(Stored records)
>>

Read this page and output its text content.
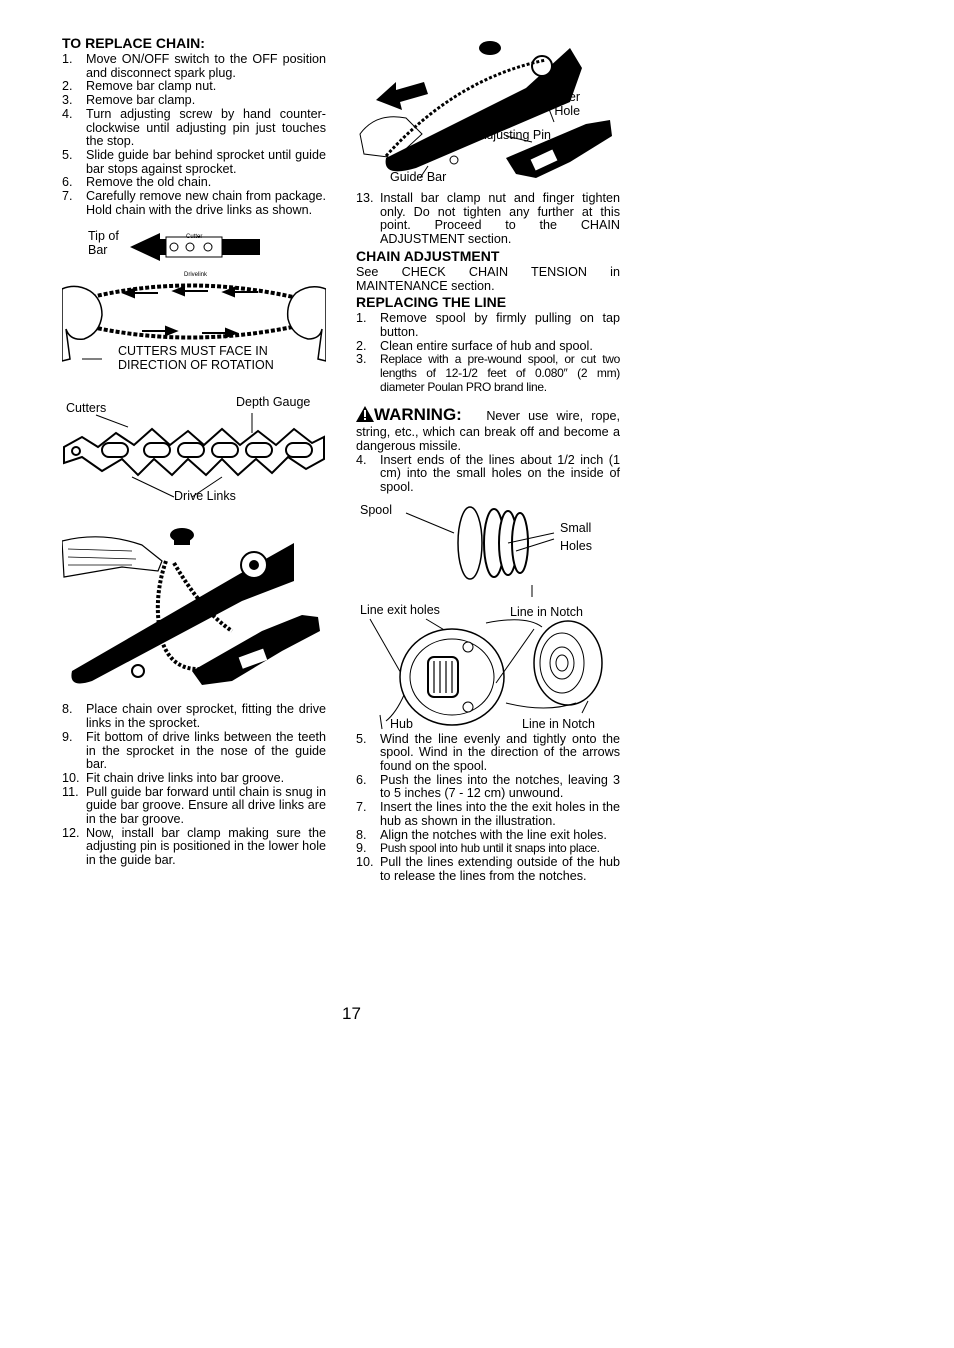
TO REPLACE CHAIN:
1.	Move ON/OFF switch to the OFF position and disconnect spark plug.
2.	Remove bar clamp nut.
3.	Remove bar clamp.
4.	Turn adjusting screw by hand counter-clockwise until adjusting pin just touches the stop.
5.	Slide guide bar behind sprocket until guide bar stops against sprocket.
6.	Remove the old chain.
7.	Carefully remove new chain from package. Hold chain with the drive links as shown.
Tip of
Bar
Cutter
Drivelink
CUTTERS MUST FACE IN
DIRECTION OF ROTATION
Cutters	Depth Gauge
Drive Links
8.	Place chain over sprocket, fitting the drive links in the sprocket.
9.	Fit bottom of drive links between the teeth in the sprocket in the nose of the guide bar.
10. Fit chain drive links into bar groove.
11. Pull guide bar forward until chain is snug in guide bar groove. Ensure all drive links are in the bar groove.
12. Now, install bar clamp making sure the adjusting pin is positioned in the lower hole in the guide bar.
Lower
Hole
Adjusting Pin
Guide Bar
13. Install bar clamp nut and finger tighten only. Do not tighten any further at this point. Proceed to the CHAIN ADJUSTMENT section.
CHAIN ADJUSTMENT

See CHECK CHAIN TENSION in MAINTENANCE section.

REPLACING THE LINE
1.	Remove spool by firmly pulling on tap button.
2.	Clean entire surface of hub and spool.
3.	Replace with a pre-wound spool, or cut two lengths of 12-1/2 feet of 0.080″ (2 mm) diameter Poulan PRO brand line.

WARNING: Never use wire, rope, string, etc., which can break off and become a dangerous missile.

4.	Insert ends of the lines about 1/2 inch (1 cm) into the small holes on the inside of spool.
Spool
Small
Holes
Line exit holes	Line in Notch
Hub	Line in Notch
5.	Wind the line evenly and tightly onto the spool. Wind in the direction of the arrows found on the spool.
6.	Push the lines into the notches, leaving 3 to 5 inches (7 - 12 cm) unwound.
7.	Insert the lines into the the exit holes in the hub as shown in the illustration.
8.	Align the notches with the line exit holes.
9.	Push spool into hub until it snaps into place.
10. Pull the lines extending outside of the hub to release the lines from the notches.
17
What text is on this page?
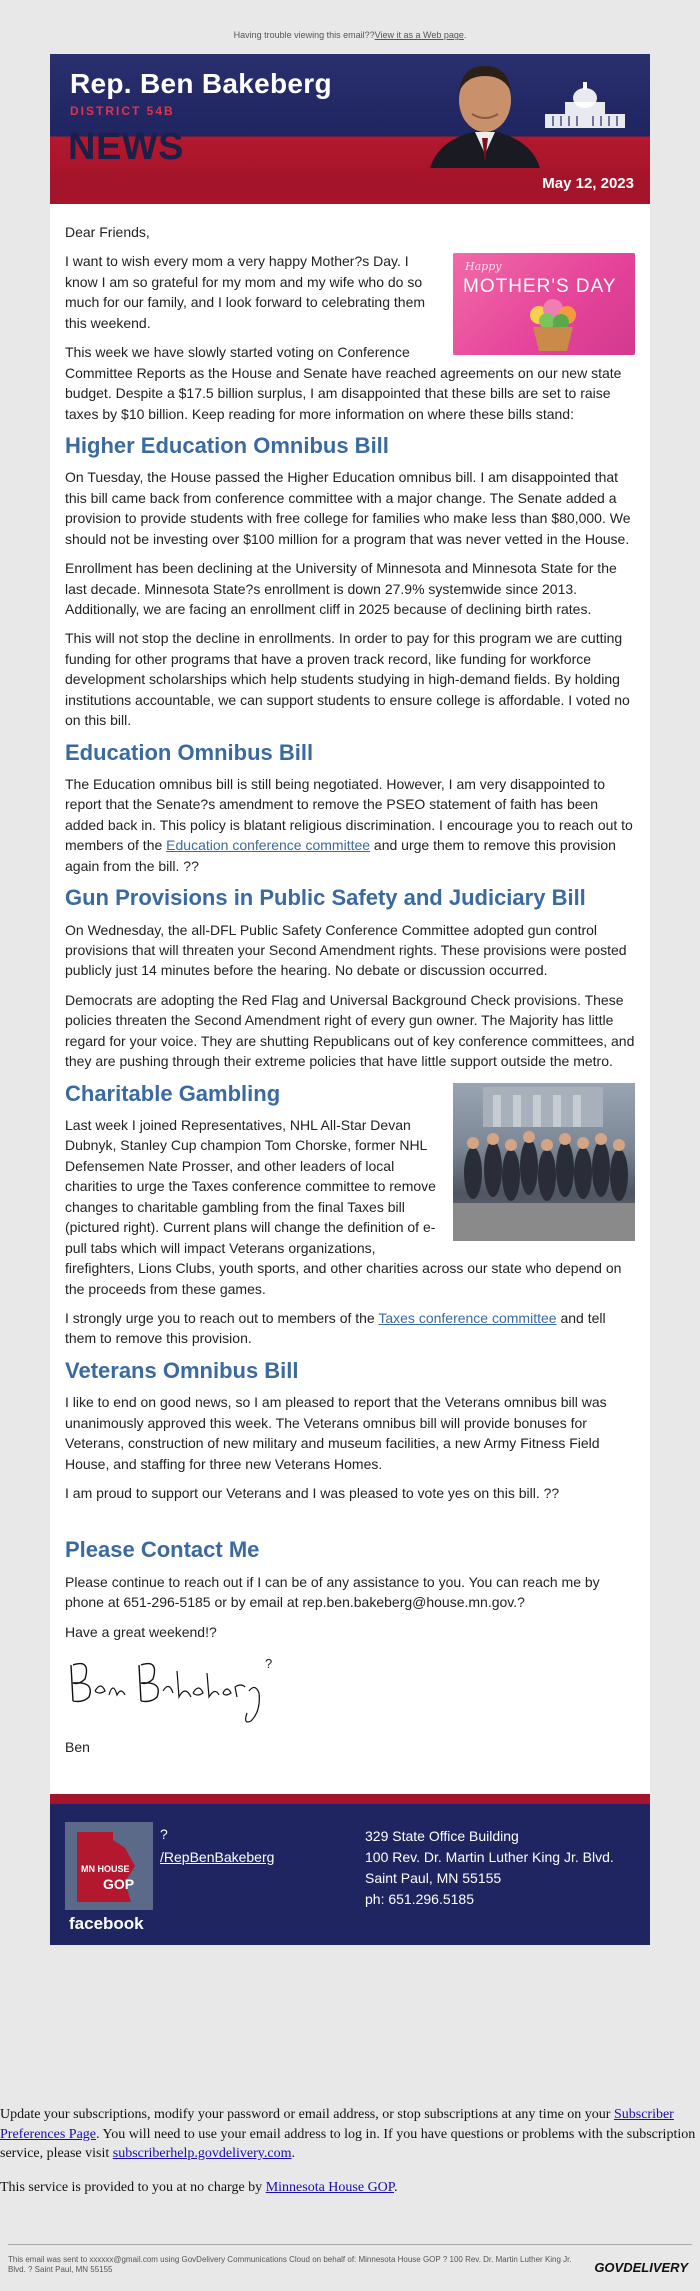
Having trouble viewing this email??View it as a Web page.
Rep. Ben Bakeberg
DISTRICT 54B
NEWS
May 12, 2023

Dear Friends,

Happy
MOTHER'S DAY

I want to wish every mom a very happy Mother?s Day. I know I am so grateful for my mom and my wife who do so much for our family, and I look forward to celebrating them this weekend.

This week we have slowly started voting on Conference Committee Reports as the House and Senate have reached agreements on our new state budget. Despite a $17.5 billion surplus, I am disappointed that these bills are set to raise taxes by $10 billion. Keep reading for more information on where these bills stand:

Higher Education Omnibus Bill

On Tuesday, the House passed the Higher Education omnibus bill. I am disappointed that this bill came back from conference committee with a major change. The Senate added a provision to provide students with free college for families who make less than $80,000. We should not be investing over $100 million for a program that was never vetted in the House.

Enrollment has been declining at the University of Minnesota and Minnesota State for the last decade. Minnesota State?s enrollment is down 27.9% systemwide since 2013. Additionally, we are facing an enrollment cliff in 2025 because of declining birth rates.

This will not stop the decline in enrollments. In order to pay for this program we are cutting funding for other programs that have a proven track record, like funding for workforce development scholarships which help students studying in high-demand fields. By holding institutions accountable, we can support students to ensure college is affordable. I voted no on this bill.

Education Omnibus Bill

The Education omnibus bill is still being negotiated. However, I am very disappointed to report that the Senate?s amendment to remove the PSEO statement of faith has been added back in. This policy is blatant religious discrimination. I encourage you to reach out to members of the Education conference committee and urge them to remove this provision again from the bill. ??

Gun Provisions in Public Safety and Judiciary Bill

On Wednesday, the all-DFL Public Safety Conference Committee adopted gun control provisions that will threaten your Second Amendment rights. These provisions were posted publicly just 14 minutes before the hearing. No debate or discussion occurred.

Democrats are adopting the Red Flag and Universal Background Check provisions. These policies threaten the Second Amendment right of every gun owner. The Majority has little regard for your voice. They are shutting Republicans out of key conference committees, and they are pushing through their extreme policies that have little support outside the metro.

Charitable Gambling

Last week I joined Representatives, NHL All-Star Devan Dubnyk, Stanley Cup champion Tom Chorske, former NHL Defensemen Nate Prosser, and other leaders of local charities to urge the Taxes conference committee to remove changes to charitable gambling from the final Taxes bill (pictured right). Current plans will change the definition of e-pull tabs which will impact Veterans organizations, firefighters, Lions Clubs, youth sports, and other charities across our state who depend on the proceeds from these games.

I strongly urge you to reach out to members of the Taxes conference committee and tell them to remove this provision.

Veterans Omnibus Bill

I like to end on good news, so I am pleased to report that the Veterans omnibus bill was unanimously approved this week. The Veterans omnibus bill will provide bonuses for Veterans, construction of new military and museum facilities, a new Army Fitness Field House, and staffing for three new Veterans Homes.

I am proud to support our Veterans and I was pleased to vote yes on this bill. ??

Please Contact Me

Please continue to reach out if I can be of any assistance to you. You can reach me by phone at 651-296-5185 or by email at rep.ben.bakeberg@house.mn.gov.?

Have a great weekend!?

?

Ben

MN HOUSE
GOP
facebook
?
/RepBenBakeberg
329 State Office Building
100 Rev. Dr. Martin Luther King Jr. Blvd.
Saint Paul, MN 55155
ph: 651.296.5185

Update your subscriptions, modify your password or email address, or stop subscriptions at any time on your Subscriber Preferences Page. You will need to use your email address to log in. If you have questions or problems with the subscription service, please visit subscriberhelp.govdelivery.com.

This service is provided to you at no charge by Minnesota House GOP.

This email was sent to xxxxxx@gmail.com using GovDelivery Communications Cloud on behalf of: Minnesota House GOP ? 100 Rev. Dr. Martin Luther King Jr. Blvd. ? Saint Paul, MN 55155	GOVDELIVERY
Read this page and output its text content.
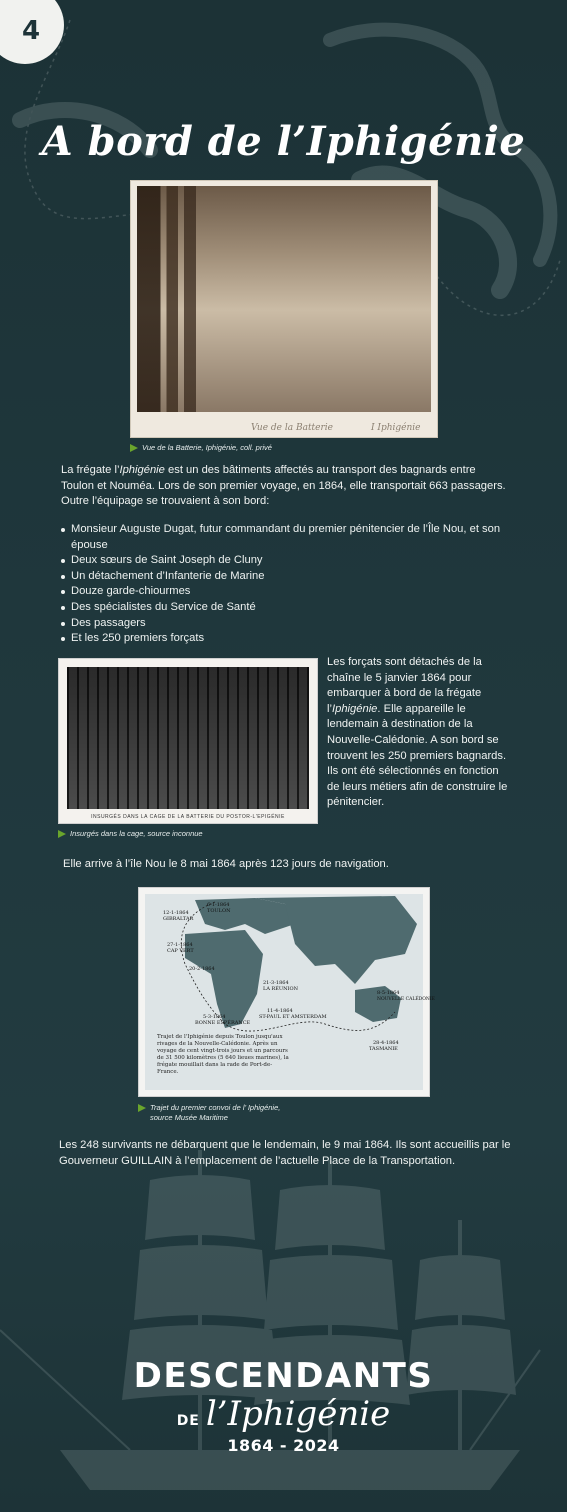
4
A bord de l’Iphigénie
Vue de la Batterie	I Iphigénie
Vue de la Batterie, Iphigénie, coll. privé

La frégate l’Iphigénie est un des bâtiments affectés au transport des bagnards entre Toulon et Nouméa. Lors de son premier voyage, en 1864, elle transportait 663 passagers. Outre l’équipage se trouvaient à son bord:

Monsieur Auguste Dugat, futur commandant du premier pénitencier de l’Île Nou, et son épouse
Deux sœurs de Saint Joseph de Cluny
Un détachement d’Infanterie de Marine
Douze garde-chiourmes
Des spécialistes du Service de Santé
Des passagers
Et les 250 premiers forçats
INSURGÉS DANS LA CAGE DE LA BATTERIE DU POSTOR-L'EPIGÉNIE
Insurgés dans la cage, source inconnue

Les forçats sont détachés de la chaîne le 5 janvier 1864 pour embarquer à bord de la frégate l’Iphigénie. Elle appareille le lendemain à destination de la Nouvelle-Calédonie. A son bord se trouvent les 250 premiers bagnards. Ils ont été sélectionnés en fonction de leurs métiers afin de construire le pénitencier.

Elle arrive à l’île Nou le 8 mai 1864 après 123 jours de navigation.

6-1-1864
TOULON
12-1-1864
GIBRALTAR
27-1-1864
CAP VERT
20-2-1864
5-3-1864
BONNE ESPÉRANCE
21-3-1864
LA RÉUNION
11-4-1864
ST-PAUL ET AMSTERDAM
28-4-1864
TASMANIE
8-5-1864
NOUVELLE CALÉDONIE
Trajet de l'Iphigénie depuis Toulon jusqu'aux rivages de la Nouvelle-Calédonie. Après un voyage de cent vingt-trois jours et un parcours de 31 500 kilomètres (5 640 lieues marines), la frégate mouillait dans la rade de Port-de-France.
Trajet du premier convoi de l’ Iphigénie,
source Musée Maritime

Les 248 survivants ne débarquent que le lendemain, le 9 mai 1864. Ils sont accueillis par le Gouverneur GUILLAIN à l’emplacement de l’actuelle Place de la Transportation.

DESCENDANTS
DE l’Iphigénie
1864 - 2024
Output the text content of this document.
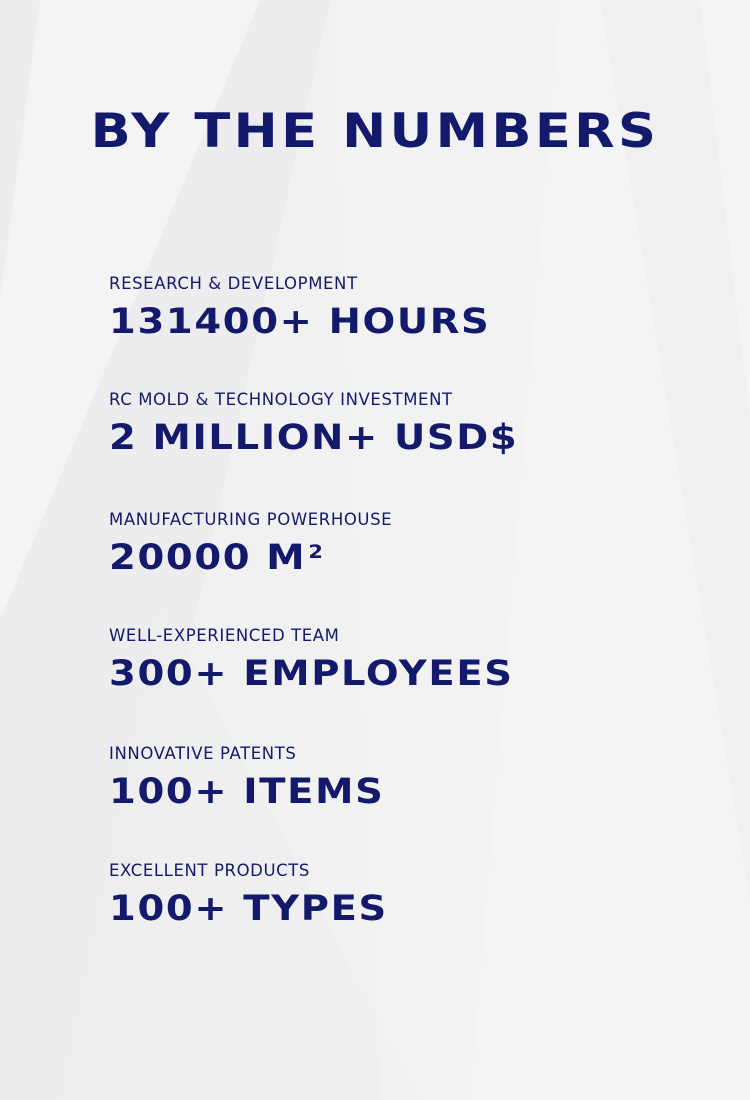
BY THE NUMBERS
RESEARCH & DEVELOPMENT
131400+ HOURS
RC MOLD & TECHNOLOGY INVESTMENT
2 MILLION+ USD$
MANUFACTURING POWERHOUSE
20000 M $^2$
WELL-EXPERIENCED TEAM
300+ EMPLOYEES
INNOVATIVE PATENTS
100+ ITEMS
EXCELLENT PRODUCTS
100+ TYPES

<<

▶ **The problem**
Leave out every picture, and write out exactly the lines from the one bearing "Output the text content of this document." through the final line.

▶ **Response**
Output the text content of this document.
BY THE NUMBERS
RESEARCH & DEVELOPMENT
131400+ HOURS
RC MOLD & TECHNOLOGY INVESTMENT
2 MILLION+ USD$
MANUFACTURING POWERHOUSE
20000 M $^2$
WELL-EXPERIENCED TEAM
300+ EMPLOYEES
INNOVATIVE PATENTS
100+ ITEMS
EXCELLENT PRODUCTS
100+ TYPES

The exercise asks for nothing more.